(begin)

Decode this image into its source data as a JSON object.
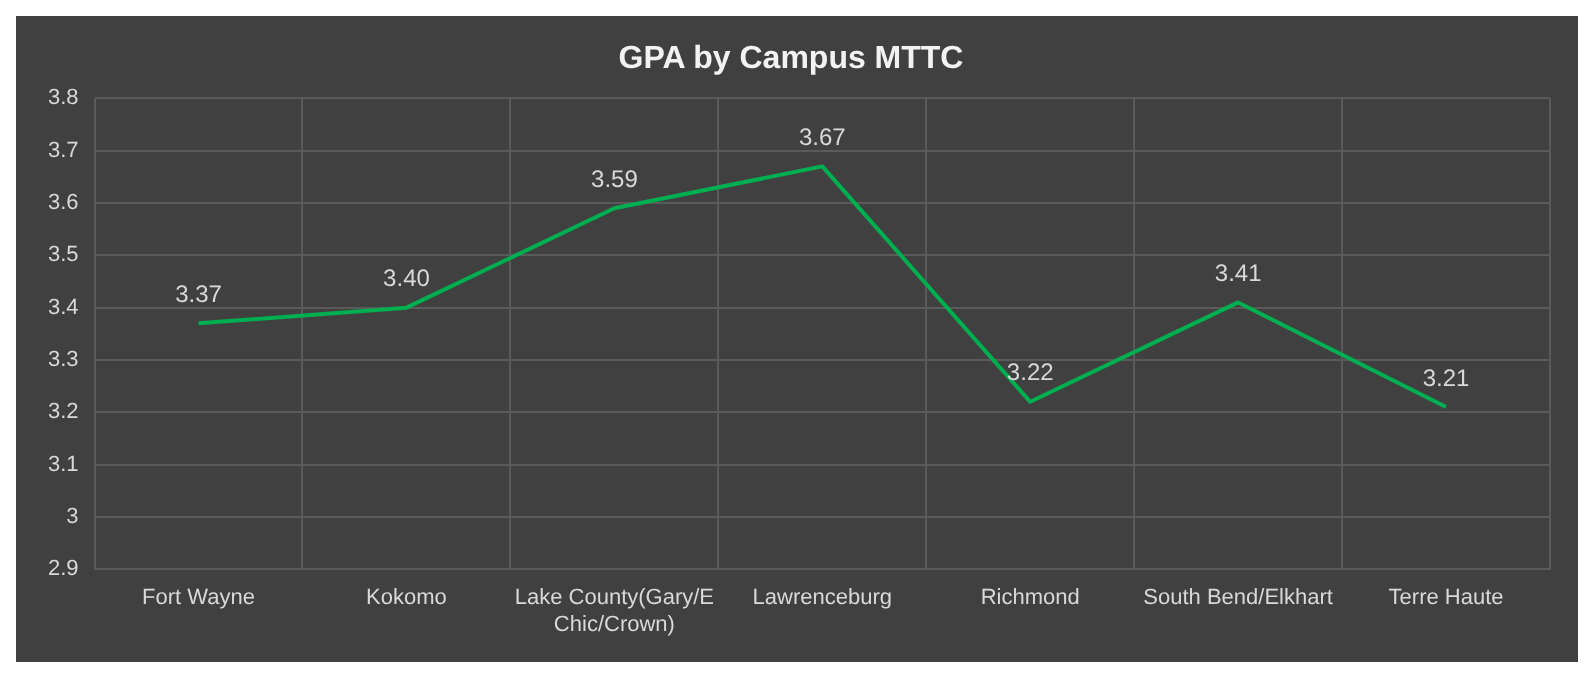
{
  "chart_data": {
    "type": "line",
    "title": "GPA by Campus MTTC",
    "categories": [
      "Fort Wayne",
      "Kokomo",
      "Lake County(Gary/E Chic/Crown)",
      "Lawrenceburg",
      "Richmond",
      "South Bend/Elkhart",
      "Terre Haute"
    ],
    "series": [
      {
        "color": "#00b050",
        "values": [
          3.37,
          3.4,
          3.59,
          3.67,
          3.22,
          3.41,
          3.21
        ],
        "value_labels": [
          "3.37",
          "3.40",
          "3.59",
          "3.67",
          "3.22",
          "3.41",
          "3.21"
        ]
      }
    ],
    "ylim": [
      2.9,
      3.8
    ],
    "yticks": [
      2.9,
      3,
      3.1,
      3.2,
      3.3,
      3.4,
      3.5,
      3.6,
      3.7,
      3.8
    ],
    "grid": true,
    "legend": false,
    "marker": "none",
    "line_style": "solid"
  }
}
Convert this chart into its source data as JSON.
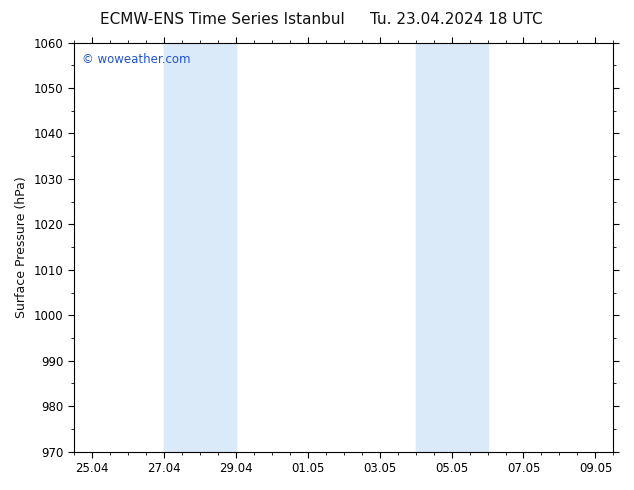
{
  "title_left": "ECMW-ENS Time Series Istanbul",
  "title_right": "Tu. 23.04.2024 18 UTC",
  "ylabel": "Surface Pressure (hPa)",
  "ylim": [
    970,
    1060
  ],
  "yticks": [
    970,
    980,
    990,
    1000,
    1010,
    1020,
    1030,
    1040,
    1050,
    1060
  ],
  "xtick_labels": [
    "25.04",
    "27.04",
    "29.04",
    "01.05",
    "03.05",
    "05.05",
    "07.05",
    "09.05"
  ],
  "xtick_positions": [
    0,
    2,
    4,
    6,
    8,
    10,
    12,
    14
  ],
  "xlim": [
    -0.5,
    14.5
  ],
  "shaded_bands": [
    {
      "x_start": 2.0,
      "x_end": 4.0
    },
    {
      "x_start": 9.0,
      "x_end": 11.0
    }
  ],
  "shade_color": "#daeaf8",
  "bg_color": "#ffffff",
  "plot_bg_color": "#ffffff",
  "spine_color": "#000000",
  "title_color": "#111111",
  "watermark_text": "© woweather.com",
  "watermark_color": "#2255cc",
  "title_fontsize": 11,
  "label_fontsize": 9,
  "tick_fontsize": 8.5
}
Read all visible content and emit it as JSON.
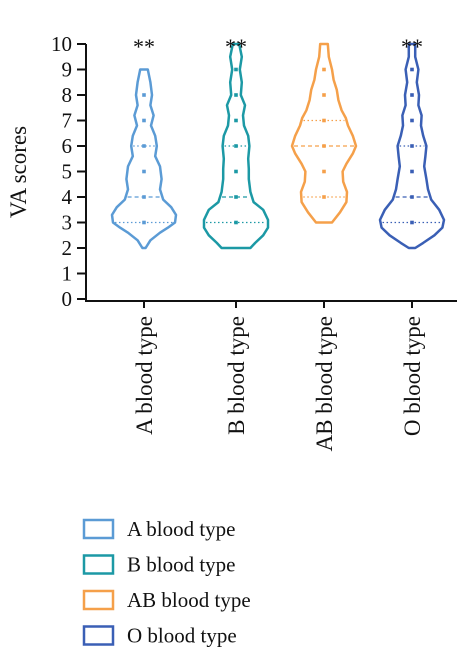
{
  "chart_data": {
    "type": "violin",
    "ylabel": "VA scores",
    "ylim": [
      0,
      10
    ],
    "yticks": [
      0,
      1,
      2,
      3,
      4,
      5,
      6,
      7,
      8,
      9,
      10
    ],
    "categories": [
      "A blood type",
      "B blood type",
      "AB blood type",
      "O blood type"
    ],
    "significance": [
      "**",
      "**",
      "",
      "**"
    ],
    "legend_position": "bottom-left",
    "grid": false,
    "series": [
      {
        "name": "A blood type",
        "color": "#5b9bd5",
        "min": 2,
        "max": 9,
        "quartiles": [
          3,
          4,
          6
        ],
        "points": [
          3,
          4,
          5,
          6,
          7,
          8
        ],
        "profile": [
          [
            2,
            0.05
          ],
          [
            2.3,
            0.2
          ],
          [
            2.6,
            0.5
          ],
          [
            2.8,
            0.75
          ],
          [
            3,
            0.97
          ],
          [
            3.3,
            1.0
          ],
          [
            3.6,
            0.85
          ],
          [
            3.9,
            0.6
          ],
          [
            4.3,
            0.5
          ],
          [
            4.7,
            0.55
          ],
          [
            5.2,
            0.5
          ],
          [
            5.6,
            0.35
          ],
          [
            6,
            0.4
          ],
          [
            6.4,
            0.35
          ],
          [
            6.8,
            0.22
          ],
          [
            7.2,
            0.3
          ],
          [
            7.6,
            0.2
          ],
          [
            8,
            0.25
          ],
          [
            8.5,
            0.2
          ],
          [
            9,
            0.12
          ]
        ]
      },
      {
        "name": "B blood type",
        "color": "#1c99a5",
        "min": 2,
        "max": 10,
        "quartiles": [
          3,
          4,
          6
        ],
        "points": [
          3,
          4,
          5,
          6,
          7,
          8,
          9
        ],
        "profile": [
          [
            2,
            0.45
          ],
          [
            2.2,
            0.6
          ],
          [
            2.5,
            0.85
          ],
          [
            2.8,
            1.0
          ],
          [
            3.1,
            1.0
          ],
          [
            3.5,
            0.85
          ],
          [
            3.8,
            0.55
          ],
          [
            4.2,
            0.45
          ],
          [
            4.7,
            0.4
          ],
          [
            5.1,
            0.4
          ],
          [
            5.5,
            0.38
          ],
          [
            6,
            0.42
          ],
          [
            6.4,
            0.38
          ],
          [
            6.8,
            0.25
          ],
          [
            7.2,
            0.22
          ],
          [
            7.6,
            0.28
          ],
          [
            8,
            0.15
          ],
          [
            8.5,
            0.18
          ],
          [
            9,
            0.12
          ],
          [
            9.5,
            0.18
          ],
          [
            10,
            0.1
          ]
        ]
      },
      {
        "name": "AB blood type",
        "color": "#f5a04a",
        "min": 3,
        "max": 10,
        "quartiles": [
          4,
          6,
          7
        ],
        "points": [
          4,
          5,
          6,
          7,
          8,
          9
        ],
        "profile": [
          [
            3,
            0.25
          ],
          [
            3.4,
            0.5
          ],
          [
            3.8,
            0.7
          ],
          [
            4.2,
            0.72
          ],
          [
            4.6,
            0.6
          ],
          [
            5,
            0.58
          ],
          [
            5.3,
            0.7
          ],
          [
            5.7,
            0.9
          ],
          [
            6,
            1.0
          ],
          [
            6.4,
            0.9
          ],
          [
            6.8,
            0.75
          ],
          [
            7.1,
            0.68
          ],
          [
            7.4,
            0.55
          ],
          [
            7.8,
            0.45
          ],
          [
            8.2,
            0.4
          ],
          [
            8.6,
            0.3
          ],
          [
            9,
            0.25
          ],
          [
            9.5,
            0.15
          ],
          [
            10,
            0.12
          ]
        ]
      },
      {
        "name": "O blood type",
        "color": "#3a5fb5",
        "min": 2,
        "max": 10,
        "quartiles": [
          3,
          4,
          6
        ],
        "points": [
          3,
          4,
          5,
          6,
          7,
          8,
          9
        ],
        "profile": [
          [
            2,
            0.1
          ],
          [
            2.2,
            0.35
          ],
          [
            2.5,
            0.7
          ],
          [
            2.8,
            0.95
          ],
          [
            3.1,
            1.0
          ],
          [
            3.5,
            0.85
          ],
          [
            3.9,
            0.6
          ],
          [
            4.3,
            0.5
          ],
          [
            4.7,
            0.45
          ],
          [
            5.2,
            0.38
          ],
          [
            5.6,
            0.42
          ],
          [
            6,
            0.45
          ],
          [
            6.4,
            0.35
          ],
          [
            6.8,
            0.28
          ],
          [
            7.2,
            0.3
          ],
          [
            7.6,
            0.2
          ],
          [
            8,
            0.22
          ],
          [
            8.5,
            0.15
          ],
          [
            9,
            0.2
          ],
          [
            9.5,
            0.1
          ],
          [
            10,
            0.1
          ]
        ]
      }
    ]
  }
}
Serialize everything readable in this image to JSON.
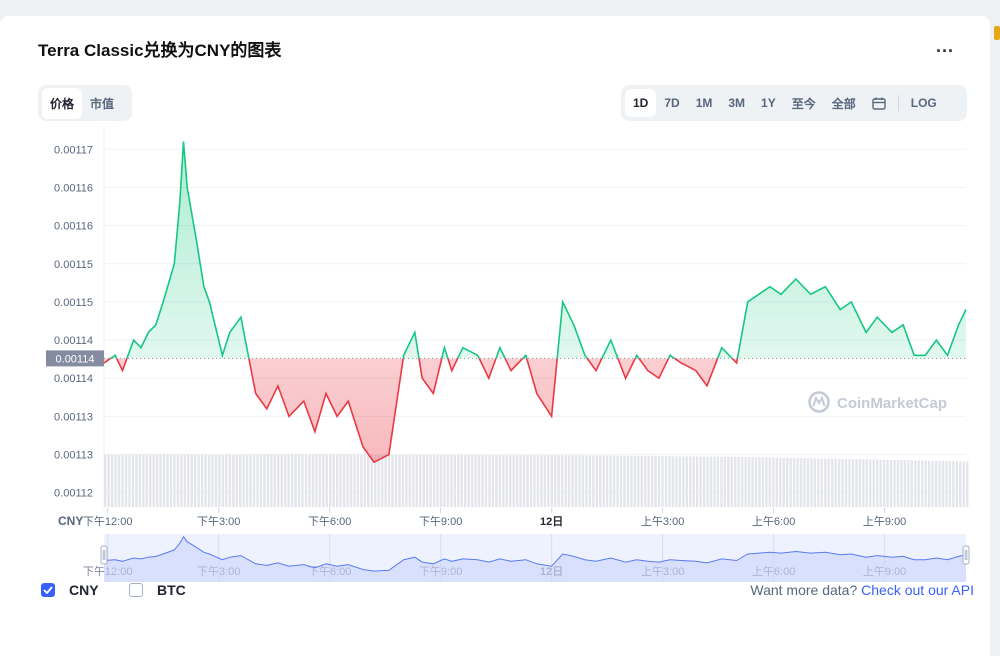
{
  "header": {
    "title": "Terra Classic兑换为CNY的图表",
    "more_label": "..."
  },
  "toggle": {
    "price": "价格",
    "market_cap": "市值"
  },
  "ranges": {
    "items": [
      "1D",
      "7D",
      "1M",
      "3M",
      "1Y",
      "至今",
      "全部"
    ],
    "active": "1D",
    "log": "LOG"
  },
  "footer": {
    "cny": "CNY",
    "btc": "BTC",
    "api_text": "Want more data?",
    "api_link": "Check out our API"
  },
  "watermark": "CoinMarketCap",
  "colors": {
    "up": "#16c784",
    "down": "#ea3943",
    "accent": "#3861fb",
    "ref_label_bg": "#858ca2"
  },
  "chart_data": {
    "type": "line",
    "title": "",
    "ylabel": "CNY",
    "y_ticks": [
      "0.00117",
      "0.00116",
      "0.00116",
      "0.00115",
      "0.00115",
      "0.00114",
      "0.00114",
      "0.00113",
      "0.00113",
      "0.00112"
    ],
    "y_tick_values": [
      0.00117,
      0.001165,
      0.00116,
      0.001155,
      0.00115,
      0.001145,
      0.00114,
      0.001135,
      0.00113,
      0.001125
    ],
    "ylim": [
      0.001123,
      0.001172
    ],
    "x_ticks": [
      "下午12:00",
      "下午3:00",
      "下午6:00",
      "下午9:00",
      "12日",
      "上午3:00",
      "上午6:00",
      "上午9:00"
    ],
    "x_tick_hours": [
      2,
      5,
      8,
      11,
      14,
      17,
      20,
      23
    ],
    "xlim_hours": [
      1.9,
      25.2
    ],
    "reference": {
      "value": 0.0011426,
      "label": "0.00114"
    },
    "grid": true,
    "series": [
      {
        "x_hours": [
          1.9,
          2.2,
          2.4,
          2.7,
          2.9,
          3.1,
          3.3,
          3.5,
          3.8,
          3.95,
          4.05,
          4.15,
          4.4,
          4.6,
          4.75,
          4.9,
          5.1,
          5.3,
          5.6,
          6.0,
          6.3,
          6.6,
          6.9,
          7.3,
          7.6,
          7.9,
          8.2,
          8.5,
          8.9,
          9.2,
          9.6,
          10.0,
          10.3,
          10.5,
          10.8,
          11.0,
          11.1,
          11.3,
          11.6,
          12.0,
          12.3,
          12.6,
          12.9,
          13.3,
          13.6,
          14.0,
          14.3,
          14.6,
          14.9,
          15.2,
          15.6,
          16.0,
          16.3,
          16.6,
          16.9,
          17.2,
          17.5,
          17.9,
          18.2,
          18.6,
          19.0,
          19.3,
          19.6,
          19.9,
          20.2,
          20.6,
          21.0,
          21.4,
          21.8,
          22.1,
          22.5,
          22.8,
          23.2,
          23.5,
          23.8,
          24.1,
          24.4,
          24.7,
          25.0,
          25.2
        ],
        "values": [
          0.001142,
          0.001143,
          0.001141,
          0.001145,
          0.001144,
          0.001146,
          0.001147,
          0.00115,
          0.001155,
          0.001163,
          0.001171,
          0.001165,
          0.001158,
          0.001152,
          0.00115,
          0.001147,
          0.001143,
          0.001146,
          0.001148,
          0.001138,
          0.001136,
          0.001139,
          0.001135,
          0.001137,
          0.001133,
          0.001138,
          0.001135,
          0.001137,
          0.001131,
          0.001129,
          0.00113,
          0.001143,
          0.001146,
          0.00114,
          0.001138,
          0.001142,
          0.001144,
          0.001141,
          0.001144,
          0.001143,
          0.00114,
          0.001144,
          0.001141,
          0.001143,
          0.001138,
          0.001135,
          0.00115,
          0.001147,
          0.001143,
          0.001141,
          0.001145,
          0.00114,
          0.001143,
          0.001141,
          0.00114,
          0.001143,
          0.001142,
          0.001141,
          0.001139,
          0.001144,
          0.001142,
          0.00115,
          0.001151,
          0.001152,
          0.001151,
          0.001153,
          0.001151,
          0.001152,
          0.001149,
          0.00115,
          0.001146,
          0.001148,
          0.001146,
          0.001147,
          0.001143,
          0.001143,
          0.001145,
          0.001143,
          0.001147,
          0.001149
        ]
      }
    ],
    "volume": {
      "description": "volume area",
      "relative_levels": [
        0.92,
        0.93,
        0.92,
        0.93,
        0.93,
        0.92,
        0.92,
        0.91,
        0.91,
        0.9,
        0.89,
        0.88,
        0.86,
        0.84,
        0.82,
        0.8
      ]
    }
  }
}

(end)

#### Goal
Find each line with the string "name" and copy it out.

#### Finished answer
        "name": "A blood type",
        "name": "B blood type",
        "name": "AB blood type",
        "name": "O blood type",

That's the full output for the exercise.